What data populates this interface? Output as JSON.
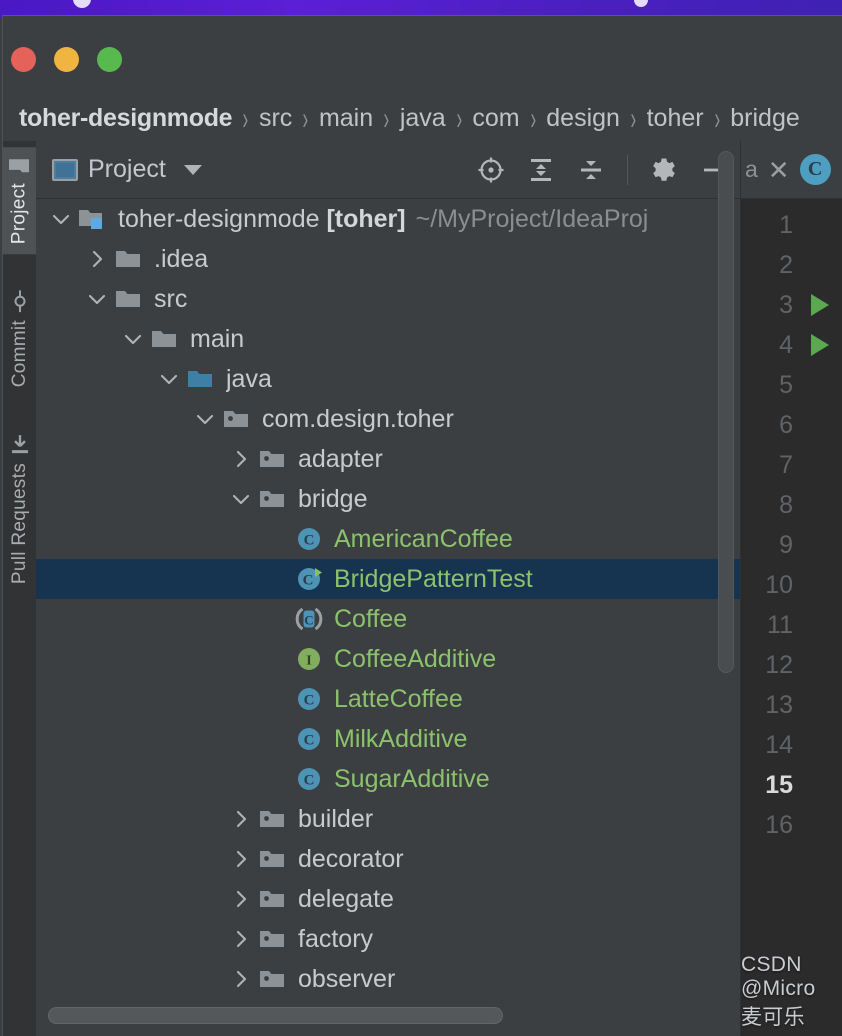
{
  "window": {
    "traffic_lights": [
      {
        "name": "close",
        "color": "#e5625a"
      },
      {
        "name": "minimize",
        "color": "#f0b440"
      },
      {
        "name": "maximize",
        "color": "#58b94e"
      }
    ]
  },
  "breadcrumbs": {
    "separator": "›",
    "items": [
      "toher-designmode",
      "src",
      "main",
      "java",
      "com",
      "design",
      "toher",
      "bridge"
    ]
  },
  "project_panel": {
    "title": "Project",
    "title_icon": "project-window-icon",
    "dropdown_icon": "chevron-down-icon",
    "actions": [
      {
        "name": "select-opened-file-icon",
        "label": "Select Opened File"
      },
      {
        "name": "expand-all-icon",
        "label": "Expand All"
      },
      {
        "name": "collapse-all-icon",
        "label": "Collapse All"
      },
      {
        "name": "settings-gear-icon",
        "label": "Settings"
      },
      {
        "name": "hide-panel-icon",
        "label": "Hide"
      }
    ],
    "tree": [
      {
        "label": "toher-designmode",
        "bold_suffix": "[toher]",
        "path": "~/MyProject/IdeaProj",
        "icon": "module-folder-icon",
        "twist": "expanded",
        "depth": 0,
        "kind": "module",
        "selected": false
      },
      {
        "label": ".idea",
        "icon": "folder-icon",
        "twist": "collapsed",
        "depth": 1,
        "kind": "folder",
        "selected": false
      },
      {
        "label": "src",
        "icon": "folder-icon",
        "twist": "expanded",
        "depth": 1,
        "kind": "folder",
        "selected": false
      },
      {
        "label": "main",
        "icon": "folder-icon",
        "twist": "expanded",
        "depth": 2,
        "kind": "folder",
        "selected": false
      },
      {
        "label": "java",
        "icon": "source-root-folder-icon",
        "twist": "expanded",
        "depth": 3,
        "kind": "source-root",
        "selected": false
      },
      {
        "label": "com.design.toher",
        "icon": "package-icon",
        "twist": "expanded",
        "depth": 4,
        "kind": "package",
        "selected": false
      },
      {
        "label": "adapter",
        "icon": "package-icon",
        "twist": "collapsed",
        "depth": 5,
        "kind": "package",
        "selected": false
      },
      {
        "label": "bridge",
        "icon": "package-icon",
        "twist": "expanded",
        "depth": 5,
        "kind": "package",
        "selected": false
      },
      {
        "label": "AmericanCoffee",
        "icon": "java-class-icon",
        "twist": "none",
        "depth": 6,
        "kind": "class",
        "selected": false
      },
      {
        "label": "BridgePatternTest",
        "icon": "java-runnable-class-icon",
        "twist": "none",
        "depth": 6,
        "kind": "runnable-class",
        "selected": true
      },
      {
        "label": "Coffee",
        "icon": "java-abstract-class-icon",
        "twist": "none",
        "depth": 6,
        "kind": "abstract-class",
        "selected": false
      },
      {
        "label": "CoffeeAdditive",
        "icon": "java-interface-icon",
        "twist": "none",
        "depth": 6,
        "kind": "interface",
        "selected": false
      },
      {
        "label": "LatteCoffee",
        "icon": "java-class-icon",
        "twist": "none",
        "depth": 6,
        "kind": "class",
        "selected": false
      },
      {
        "label": "MilkAdditive",
        "icon": "java-class-icon",
        "twist": "none",
        "depth": 6,
        "kind": "class",
        "selected": false
      },
      {
        "label": "SugarAdditive",
        "icon": "java-class-icon",
        "twist": "none",
        "depth": 6,
        "kind": "class",
        "selected": false
      },
      {
        "label": "builder",
        "icon": "package-icon",
        "twist": "collapsed",
        "depth": 5,
        "kind": "package",
        "selected": false
      },
      {
        "label": "decorator",
        "icon": "package-icon",
        "twist": "collapsed",
        "depth": 5,
        "kind": "package",
        "selected": false
      },
      {
        "label": "delegate",
        "icon": "package-icon",
        "twist": "collapsed",
        "depth": 5,
        "kind": "package",
        "selected": false
      },
      {
        "label": "factory",
        "icon": "package-icon",
        "twist": "collapsed",
        "depth": 5,
        "kind": "package",
        "selected": false
      },
      {
        "label": "observer",
        "icon": "package-icon",
        "twist": "collapsed",
        "depth": 5,
        "kind": "package",
        "selected": false
      }
    ]
  },
  "sidebar": {
    "items": [
      {
        "label": "Project",
        "icon": "folder-icon",
        "active": true
      },
      {
        "label": "Commit",
        "icon": "commit-node-icon",
        "active": false
      },
      {
        "label": "Pull Requests",
        "icon": "pull-request-icon",
        "active": false
      }
    ]
  },
  "editor": {
    "tab": {
      "truncated_name": "a",
      "close_icon": "close-icon"
    },
    "next_tab_icon": {
      "name": "java-class-icon",
      "letter": "C"
    },
    "line_numbers": [
      "1",
      "2",
      "3",
      "4",
      "5",
      "6",
      "7",
      "8",
      "9",
      "10",
      "11",
      "12",
      "13",
      "14",
      "15",
      "16"
    ],
    "current_line": "15",
    "run_gutter_lines": [
      "3",
      "4"
    ],
    "run_icon": "run-arrow-icon"
  },
  "watermark": "CSDN @Micro麦可乐",
  "colors": {
    "panel_bg": "#3c3f41",
    "toolstrip_bg": "#313335",
    "editor_bg": "#2b2b2b",
    "selection": "#16334f",
    "class_green": "#8cc26b",
    "accent_blue": "#4d9ec0",
    "run_green": "#5aa94f",
    "desktop": "#5b1fd6"
  }
}
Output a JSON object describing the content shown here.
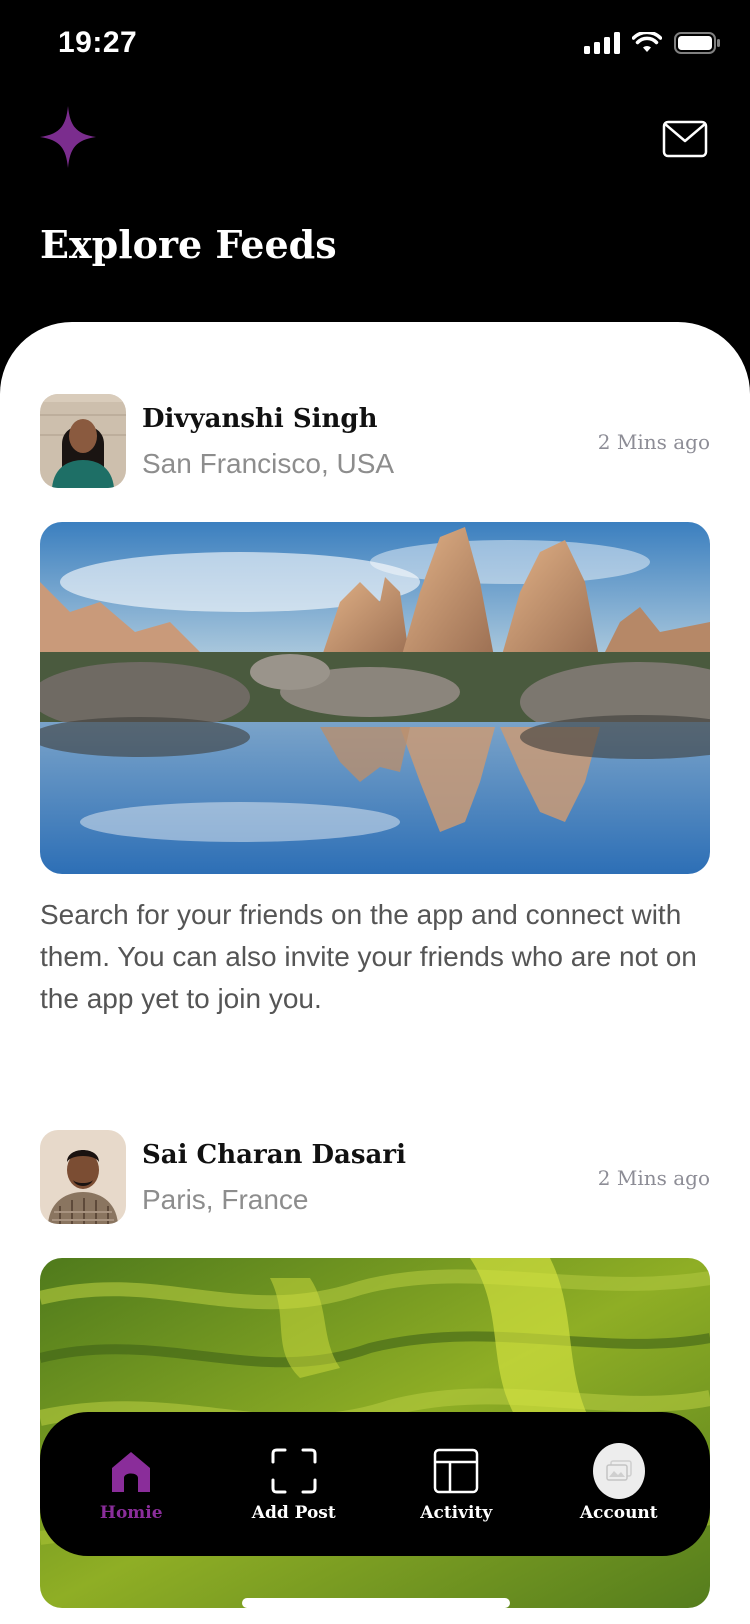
{
  "status_bar": {
    "time": "19:27",
    "signal_icon": "cellular-signal-icon",
    "wifi_icon": "wifi-icon",
    "battery_icon": "battery-icon"
  },
  "header": {
    "logo_icon": "sparkle-star-icon",
    "mail_icon": "envelope-icon",
    "title": "Explore Feeds",
    "logo_color": "#7b2d8e"
  },
  "feed": {
    "posts": [
      {
        "author": "Divyanshi Singh",
        "location": "San Francisco, USA",
        "time": "2 Mins ago",
        "caption": "Search for your friends on the app and connect with them. You can also invite your friends who are not on the app yet to join you."
      },
      {
        "author": "Sai Charan Dasari",
        "location": "Paris, France",
        "time": "2 Mins ago",
        "caption": ""
      }
    ]
  },
  "nav": {
    "items": [
      {
        "label": "Homie",
        "icon": "home-icon",
        "active": true
      },
      {
        "label": "Add Post",
        "icon": "add-post-frame-icon",
        "active": false
      },
      {
        "label": "Activity",
        "icon": "activity-layout-icon",
        "active": false
      },
      {
        "label": "Account",
        "icon": "account-image-icon",
        "active": false
      }
    ],
    "active_color": "#8a2d9a"
  }
}
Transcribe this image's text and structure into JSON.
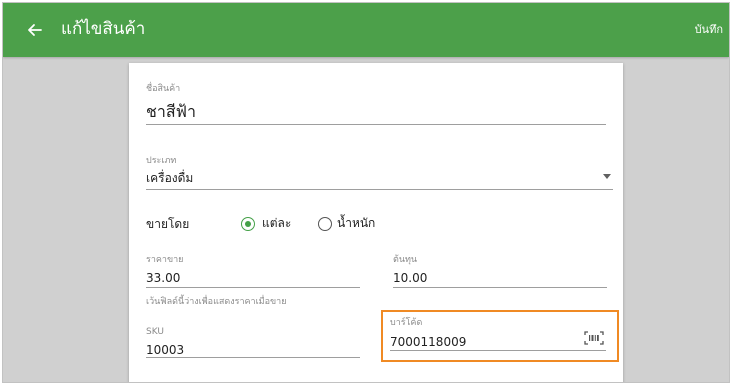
{
  "appbar": {
    "title": "แก้ไขสินค้า",
    "save_label": "บันทึก",
    "color": "#4ca04a"
  },
  "form": {
    "product_name": {
      "label": "ชื่อสินค้า",
      "value": "ชาสีฟ้า"
    },
    "category": {
      "label": "ประเภท",
      "value": "เครื่องดื่ม"
    },
    "sell_by": {
      "label": "ขายโดย",
      "options": [
        {
          "label": "แต่ละ",
          "selected": true
        },
        {
          "label": "น้ำหนัก",
          "selected": false
        }
      ]
    },
    "price": {
      "label": "ราคาขาย",
      "value": "33.00",
      "hint": "เว้นฟิลด์นี้ว่างเพื่อแสดงราคาเมื่อขาย"
    },
    "cost": {
      "label": "ต้นทุน",
      "value": "10.00"
    },
    "sku": {
      "label": "SKU",
      "value": "10003"
    },
    "barcode": {
      "label": "บาร์โค้ด",
      "value": "7000118009",
      "highlight_color": "#f08a24"
    }
  }
}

____

Goal: Read the lines above. Gather those in which the string "caption" is found.

Worked solution:
        "caption": "Search for your friends on the app and connect with them. You can also invite your friends who are not on the app yet to join you."
        "caption": ""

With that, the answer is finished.